-------- Exercise data --------

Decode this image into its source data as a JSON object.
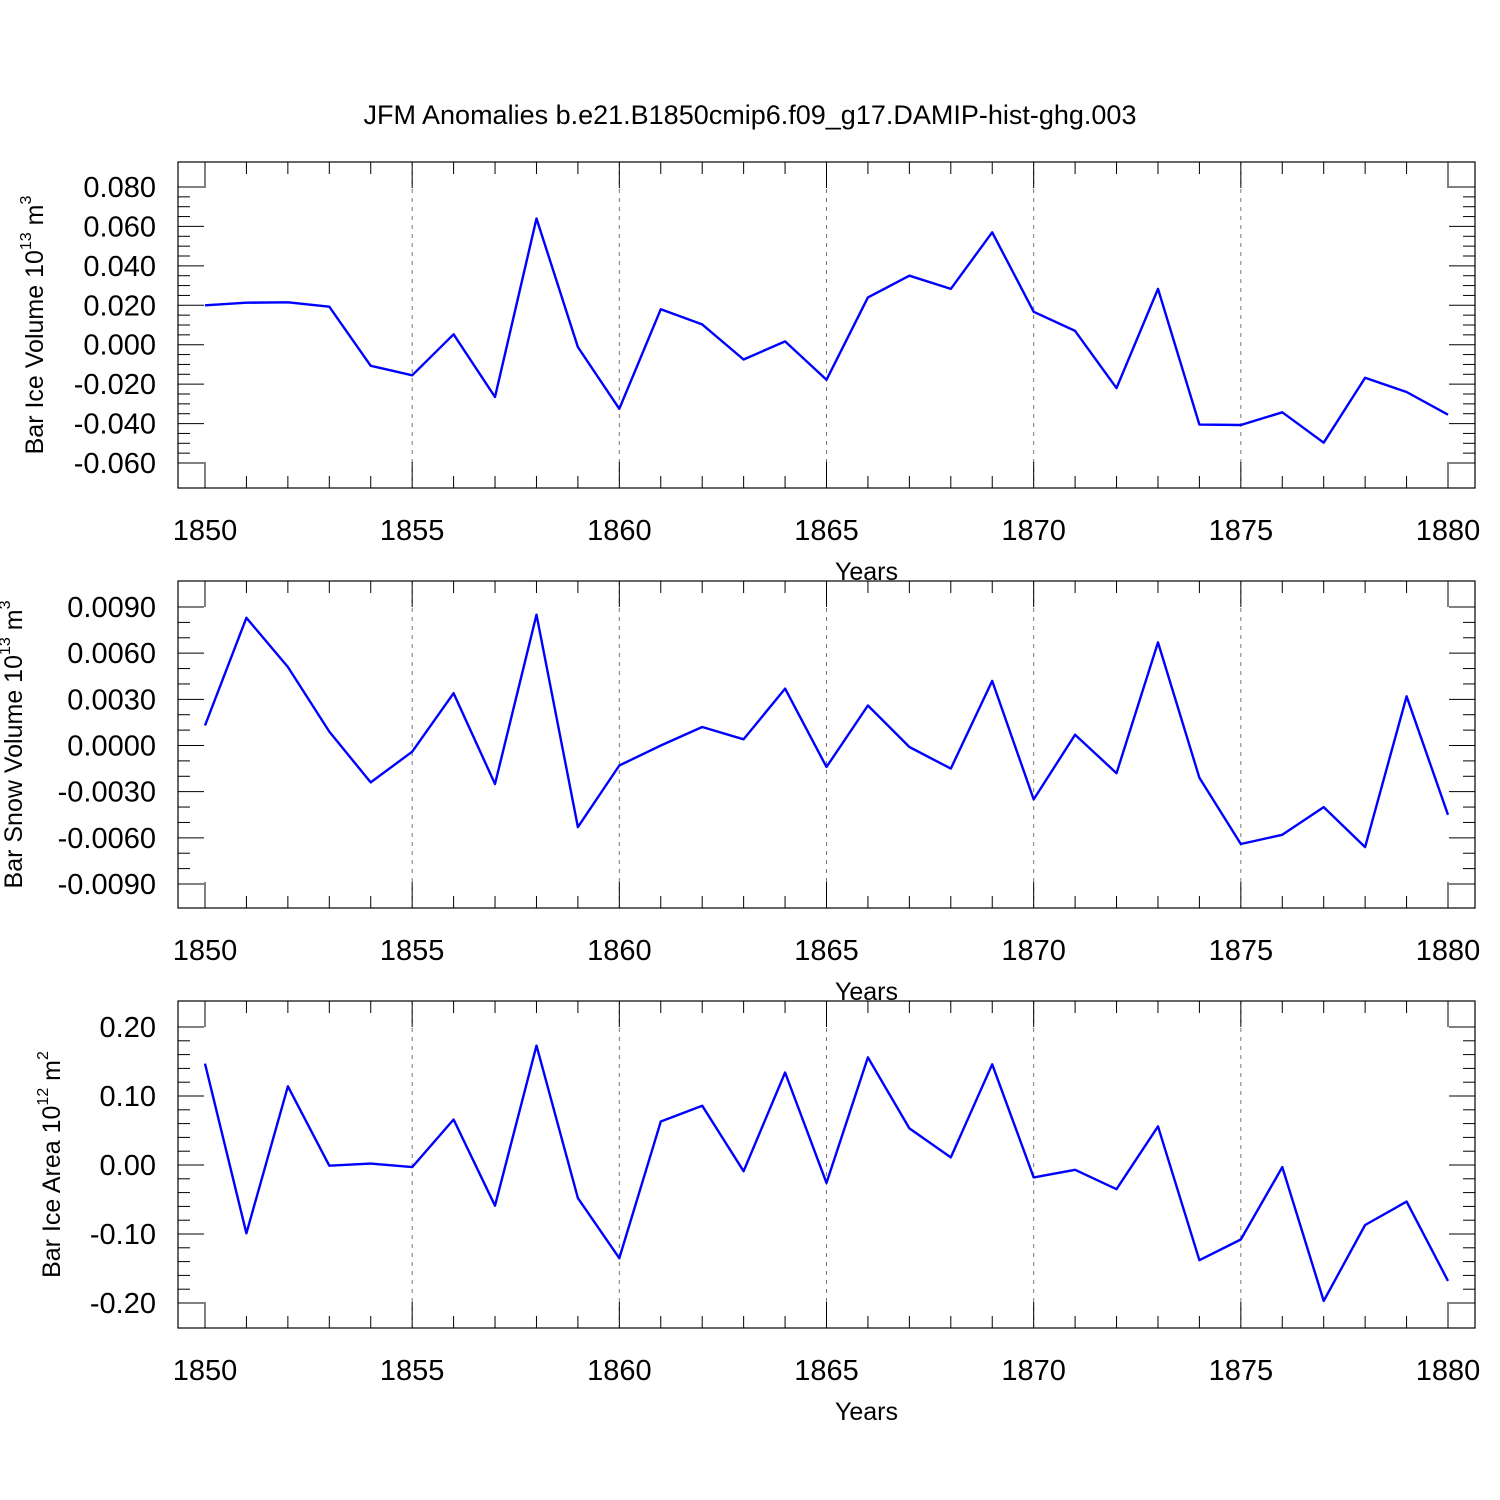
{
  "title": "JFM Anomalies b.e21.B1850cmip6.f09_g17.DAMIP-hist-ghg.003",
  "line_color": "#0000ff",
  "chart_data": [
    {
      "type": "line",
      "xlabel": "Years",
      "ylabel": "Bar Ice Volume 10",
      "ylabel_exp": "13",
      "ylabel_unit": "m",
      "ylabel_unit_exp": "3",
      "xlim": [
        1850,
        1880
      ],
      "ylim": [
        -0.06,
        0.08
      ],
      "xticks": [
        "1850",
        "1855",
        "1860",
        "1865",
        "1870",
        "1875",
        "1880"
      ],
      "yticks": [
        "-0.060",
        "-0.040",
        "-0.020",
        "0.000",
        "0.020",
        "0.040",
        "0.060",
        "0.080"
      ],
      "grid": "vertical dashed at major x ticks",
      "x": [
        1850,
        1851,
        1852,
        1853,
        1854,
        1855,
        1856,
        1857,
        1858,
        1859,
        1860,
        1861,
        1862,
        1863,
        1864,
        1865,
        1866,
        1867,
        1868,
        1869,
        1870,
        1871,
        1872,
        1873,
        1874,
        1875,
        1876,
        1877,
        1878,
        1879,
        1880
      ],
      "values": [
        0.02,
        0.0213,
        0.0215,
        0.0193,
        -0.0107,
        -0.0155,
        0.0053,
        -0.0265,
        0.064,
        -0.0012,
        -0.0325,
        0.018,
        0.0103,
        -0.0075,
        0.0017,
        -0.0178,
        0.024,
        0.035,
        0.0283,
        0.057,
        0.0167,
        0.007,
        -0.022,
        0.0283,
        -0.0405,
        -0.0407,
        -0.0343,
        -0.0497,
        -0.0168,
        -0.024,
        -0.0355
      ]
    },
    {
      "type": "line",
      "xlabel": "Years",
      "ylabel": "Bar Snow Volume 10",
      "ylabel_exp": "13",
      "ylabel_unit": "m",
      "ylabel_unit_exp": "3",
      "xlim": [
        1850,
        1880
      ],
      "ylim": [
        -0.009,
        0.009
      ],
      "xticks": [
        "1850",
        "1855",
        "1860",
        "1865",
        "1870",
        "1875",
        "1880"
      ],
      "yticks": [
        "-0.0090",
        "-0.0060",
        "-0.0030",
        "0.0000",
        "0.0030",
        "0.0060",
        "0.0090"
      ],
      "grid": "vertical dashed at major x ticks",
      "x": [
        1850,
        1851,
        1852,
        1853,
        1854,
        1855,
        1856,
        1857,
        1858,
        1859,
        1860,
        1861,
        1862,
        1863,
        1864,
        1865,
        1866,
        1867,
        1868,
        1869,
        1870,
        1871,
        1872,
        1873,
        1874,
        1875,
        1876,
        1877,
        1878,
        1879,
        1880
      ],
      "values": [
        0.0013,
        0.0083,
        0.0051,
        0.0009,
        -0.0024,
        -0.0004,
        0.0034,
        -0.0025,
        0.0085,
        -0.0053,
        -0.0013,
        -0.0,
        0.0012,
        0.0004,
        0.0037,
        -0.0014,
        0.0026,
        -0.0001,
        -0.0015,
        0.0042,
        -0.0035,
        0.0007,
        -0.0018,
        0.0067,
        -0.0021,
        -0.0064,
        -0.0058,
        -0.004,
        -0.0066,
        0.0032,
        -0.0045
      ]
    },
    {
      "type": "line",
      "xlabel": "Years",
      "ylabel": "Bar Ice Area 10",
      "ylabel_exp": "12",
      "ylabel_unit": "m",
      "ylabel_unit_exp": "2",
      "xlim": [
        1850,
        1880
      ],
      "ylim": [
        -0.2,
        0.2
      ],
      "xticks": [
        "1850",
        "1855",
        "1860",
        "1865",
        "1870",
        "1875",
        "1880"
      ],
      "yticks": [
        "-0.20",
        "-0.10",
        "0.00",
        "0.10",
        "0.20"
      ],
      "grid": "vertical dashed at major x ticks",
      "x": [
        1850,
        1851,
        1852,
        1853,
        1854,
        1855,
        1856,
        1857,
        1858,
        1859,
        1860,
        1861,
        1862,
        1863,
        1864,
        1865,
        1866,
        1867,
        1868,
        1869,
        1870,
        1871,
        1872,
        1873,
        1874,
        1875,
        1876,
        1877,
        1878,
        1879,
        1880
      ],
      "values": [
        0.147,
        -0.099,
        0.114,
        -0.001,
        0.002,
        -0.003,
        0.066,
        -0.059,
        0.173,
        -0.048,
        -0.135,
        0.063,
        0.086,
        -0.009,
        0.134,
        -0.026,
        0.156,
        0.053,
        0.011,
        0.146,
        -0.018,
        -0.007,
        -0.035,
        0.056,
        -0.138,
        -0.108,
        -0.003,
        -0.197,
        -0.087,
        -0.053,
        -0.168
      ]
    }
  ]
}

--------

**Brief**
Pictures are not part of the copy; reproduce everything else in the records exactly.

**Result for this task**
Decode this image into its source data as a JSON object.
{
  "title": "JFM Anomalies b.e21.B1850cmip6.f09_g17.DAMIP-hist-ghg.003",
  "line_color": "#0000ff",
  "chart_data": [
    {
      "type": "line",
      "xlabel": "Years",
      "ylabel": "Bar Ice Volume 10",
      "ylabel_exp": "13",
      "ylabel_unit": "m",
      "ylabel_unit_exp": "3",
      "xlim": [
        1850,
        1880
      ],
      "ylim": [
        -0.06,
        0.08
      ],
      "xticks": [
        "1850",
        "1855",
        "1860",
        "1865",
        "1870",
        "1875",
        "1880"
      ],
      "yticks": [
        "-0.060",
        "-0.040",
        "-0.020",
        "0.000",
        "0.020",
        "0.040",
        "0.060",
        "0.080"
      ],
      "grid": "vertical dashed at major x ticks",
      "x": [
        1850,
        1851,
        1852,
        1853,
        1854,
        1855,
        1856,
        1857,
        1858,
        1859,
        1860,
        1861,
        1862,
        1863,
        1864,
        1865,
        1866,
        1867,
        1868,
        1869,
        1870,
        1871,
        1872,
        1873,
        1874,
        1875,
        1876,
        1877,
        1878,
        1879,
        1880
      ],
      "values": [
        0.02,
        0.0213,
        0.0215,
        0.0193,
        -0.0107,
        -0.0155,
        0.0053,
        -0.0265,
        0.064,
        -0.0012,
        -0.0325,
        0.018,
        0.0103,
        -0.0075,
        0.0017,
        -0.0178,
        0.024,
        0.035,
        0.0283,
        0.057,
        0.0167,
        0.007,
        -0.022,
        0.0283,
        -0.0405,
        -0.0407,
        -0.0343,
        -0.0497,
        -0.0168,
        -0.024,
        -0.0355
      ]
    },
    {
      "type": "line",
      "xlabel": "Years",
      "ylabel": "Bar Snow Volume 10",
      "ylabel_exp": "13",
      "ylabel_unit": "m",
      "ylabel_unit_exp": "3",
      "xlim": [
        1850,
        1880
      ],
      "ylim": [
        -0.009,
        0.009
      ],
      "xticks": [
        "1850",
        "1855",
        "1860",
        "1865",
        "1870",
        "1875",
        "1880"
      ],
      "yticks": [
        "-0.0090",
        "-0.0060",
        "-0.0030",
        "0.0000",
        "0.0030",
        "0.0060",
        "0.0090"
      ],
      "grid": "vertical dashed at major x ticks",
      "x": [
        1850,
        1851,
        1852,
        1853,
        1854,
        1855,
        1856,
        1857,
        1858,
        1859,
        1860,
        1861,
        1862,
        1863,
        1864,
        1865,
        1866,
        1867,
        1868,
        1869,
        1870,
        1871,
        1872,
        1873,
        1874,
        1875,
        1876,
        1877,
        1878,
        1879,
        1880
      ],
      "values": [
        0.0013,
        0.0083,
        0.0051,
        0.0009,
        -0.0024,
        -0.0004,
        0.0034,
        -0.0025,
        0.0085,
        -0.0053,
        -0.0013,
        -0.0,
        0.0012,
        0.0004,
        0.0037,
        -0.0014,
        0.0026,
        -0.0001,
        -0.0015,
        0.0042,
        -0.0035,
        0.0007,
        -0.0018,
        0.0067,
        -0.0021,
        -0.0064,
        -0.0058,
        -0.004,
        -0.0066,
        0.0032,
        -0.0045
      ]
    },
    {
      "type": "line",
      "xlabel": "Years",
      "ylabel": "Bar Ice Area 10",
      "ylabel_exp": "12",
      "ylabel_unit": "m",
      "ylabel_unit_exp": "2",
      "xlim": [
        1850,
        1880
      ],
      "ylim": [
        -0.2,
        0.2
      ],
      "xticks": [
        "1850",
        "1855",
        "1860",
        "1865",
        "1870",
        "1875",
        "1880"
      ],
      "yticks": [
        "-0.20",
        "-0.10",
        "0.00",
        "0.10",
        "0.20"
      ],
      "grid": "vertical dashed at major x ticks",
      "x": [
        1850,
        1851,
        1852,
        1853,
        1854,
        1855,
        1856,
        1857,
        1858,
        1859,
        1860,
        1861,
        1862,
        1863,
        1864,
        1865,
        1866,
        1867,
        1868,
        1869,
        1870,
        1871,
        1872,
        1873,
        1874,
        1875,
        1876,
        1877,
        1878,
        1879,
        1880
      ],
      "values": [
        0.147,
        -0.099,
        0.114,
        -0.001,
        0.002,
        -0.003,
        0.066,
        -0.059,
        0.173,
        -0.048,
        -0.135,
        0.063,
        0.086,
        -0.009,
        0.134,
        -0.026,
        0.156,
        0.053,
        0.011,
        0.146,
        -0.018,
        -0.007,
        -0.035,
        0.056,
        -0.138,
        -0.108,
        -0.003,
        -0.197,
        -0.087,
        -0.053,
        -0.168
      ]
    }
  ]
}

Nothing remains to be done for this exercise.